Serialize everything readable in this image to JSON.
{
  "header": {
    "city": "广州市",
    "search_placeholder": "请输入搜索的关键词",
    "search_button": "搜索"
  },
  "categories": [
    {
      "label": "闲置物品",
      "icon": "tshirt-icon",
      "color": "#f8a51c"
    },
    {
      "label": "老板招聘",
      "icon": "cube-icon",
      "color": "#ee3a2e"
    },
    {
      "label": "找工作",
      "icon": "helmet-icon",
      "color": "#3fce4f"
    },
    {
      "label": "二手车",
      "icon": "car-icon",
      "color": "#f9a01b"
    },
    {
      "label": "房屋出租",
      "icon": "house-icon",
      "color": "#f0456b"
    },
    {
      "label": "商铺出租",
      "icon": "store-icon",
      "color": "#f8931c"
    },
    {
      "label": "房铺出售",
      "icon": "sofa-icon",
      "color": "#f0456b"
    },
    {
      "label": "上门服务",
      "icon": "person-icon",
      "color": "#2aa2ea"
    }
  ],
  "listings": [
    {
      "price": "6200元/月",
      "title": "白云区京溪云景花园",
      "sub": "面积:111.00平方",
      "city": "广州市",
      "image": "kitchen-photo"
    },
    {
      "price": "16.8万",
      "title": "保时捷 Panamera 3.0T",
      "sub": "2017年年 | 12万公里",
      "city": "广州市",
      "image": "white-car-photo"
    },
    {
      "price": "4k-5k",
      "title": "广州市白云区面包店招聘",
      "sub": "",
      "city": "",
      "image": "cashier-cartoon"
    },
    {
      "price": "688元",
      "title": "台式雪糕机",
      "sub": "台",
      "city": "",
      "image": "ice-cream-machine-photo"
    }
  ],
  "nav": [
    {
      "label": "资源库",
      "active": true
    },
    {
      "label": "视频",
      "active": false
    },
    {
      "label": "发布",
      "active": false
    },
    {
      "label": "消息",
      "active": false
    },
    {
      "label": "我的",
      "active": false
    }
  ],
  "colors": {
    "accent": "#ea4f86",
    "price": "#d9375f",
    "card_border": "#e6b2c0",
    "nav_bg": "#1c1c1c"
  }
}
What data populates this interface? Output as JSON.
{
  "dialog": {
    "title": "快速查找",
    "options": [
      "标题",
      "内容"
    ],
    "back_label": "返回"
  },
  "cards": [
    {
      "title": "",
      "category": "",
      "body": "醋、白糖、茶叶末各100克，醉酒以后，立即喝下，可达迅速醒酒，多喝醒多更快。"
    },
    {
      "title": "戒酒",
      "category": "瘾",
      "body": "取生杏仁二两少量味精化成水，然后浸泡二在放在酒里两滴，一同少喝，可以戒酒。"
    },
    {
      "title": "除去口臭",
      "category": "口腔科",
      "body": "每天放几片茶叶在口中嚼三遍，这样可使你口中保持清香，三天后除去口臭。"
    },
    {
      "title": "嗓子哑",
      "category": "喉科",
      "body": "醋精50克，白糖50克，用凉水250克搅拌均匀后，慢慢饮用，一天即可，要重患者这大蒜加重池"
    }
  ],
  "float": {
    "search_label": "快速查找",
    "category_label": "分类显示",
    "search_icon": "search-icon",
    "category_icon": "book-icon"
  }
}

**What is required**. Please return the data above exactly as given.

**Finished answer**.
Serialize everything readable in this image to JSON.
{
  "header": {
    "city": "广州市",
    "search_placeholder": "请输入搜索的关键词",
    "search_button": "搜索"
  },
  "categories": [
    {
      "label": "闲置物品",
      "icon": "tshirt-icon",
      "color": "#f8a51c"
    },
    {
      "label": "老板招聘",
      "icon": "cube-icon",
      "color": "#ee3a2e"
    },
    {
      "label": "找工作",
      "icon": "helmet-icon",
      "color": "#3fce4f"
    },
    {
      "label": "二手车",
      "icon": "car-icon",
      "color": "#f9a01b"
    },
    {
      "label": "房屋出租",
      "icon": "house-icon",
      "color": "#f0456b"
    },
    {
      "label": "商铺出租",
      "icon": "store-icon",
      "color": "#f8931c"
    },
    {
      "label": "房铺出售",
      "icon": "sofa-icon",
      "color": "#f0456b"
    },
    {
      "label": "上门服务",
      "icon": "person-icon",
      "color": "#2aa2ea"
    }
  ],
  "listings": [
    {
      "price": "6200元/月",
      "title": "白云区京溪云景花园",
      "sub": "面积:111.00平方",
      "city": "广州市",
      "image": "kitchen-photo"
    },
    {
      "price": "16.8万",
      "title": "保时捷 Panamera 3.0T",
      "sub": "2017年年 | 12万公里",
      "city": "广州市",
      "image": "white-car-photo"
    },
    {
      "price": "4k-5k",
      "title": "广州市白云区面包店招聘",
      "sub": "",
      "city": "",
      "image": "cashier-cartoon"
    },
    {
      "price": "688元",
      "title": "台式雪糕机",
      "sub": "台",
      "city": "",
      "image": "ice-cream-machine-photo"
    }
  ],
  "nav": [
    {
      "label": "资源库",
      "active": true
    },
    {
      "label": "视频",
      "active": false
    },
    {
      "label": "发布",
      "active": false
    },
    {
      "label": "消息",
      "active": false
    },
    {
      "label": "我的",
      "active": false
    }
  ],
  "colors": {
    "accent": "#ea4f86",
    "price": "#d9375f",
    "card_border": "#e6b2c0",
    "nav_bg": "#1c1c1c"
  }
}
What data populates this interface? Output as JSON.
{
  "dialog": {
    "title": "快速查找",
    "options": [
      "标题",
      "内容"
    ],
    "back_label": "返回"
  },
  "cards": [
    {
      "title": "",
      "category": "",
      "body": "醋、白糖、茶叶末各100克，醉酒以后，立即喝下，可达迅速醒酒，多喝醒多更快。"
    },
    {
      "title": "戒酒",
      "category": "瘾",
      "body": "取生杏仁二两少量味精化成水，然后浸泡二在放在酒里两滴，一同少喝，可以戒酒。"
    },
    {
      "title": "除去口臭",
      "category": "口腔科",
      "body": "每天放几片茶叶在口中嚼三遍，这样可使你口中保持清香，三天后除去口臭。"
    },
    {
      "title": "嗓子哑",
      "category": "喉科",
      "body": "醋精50克，白糖50克，用凉水250克搅拌均匀后，慢慢饮用，一天即可，要重患者这大蒜加重池"
    }
  ],
  "float": {
    "search_label": "快速查找",
    "category_label": "分类显示",
    "search_icon": "search-icon",
    "category_icon": "book-icon"
  }
}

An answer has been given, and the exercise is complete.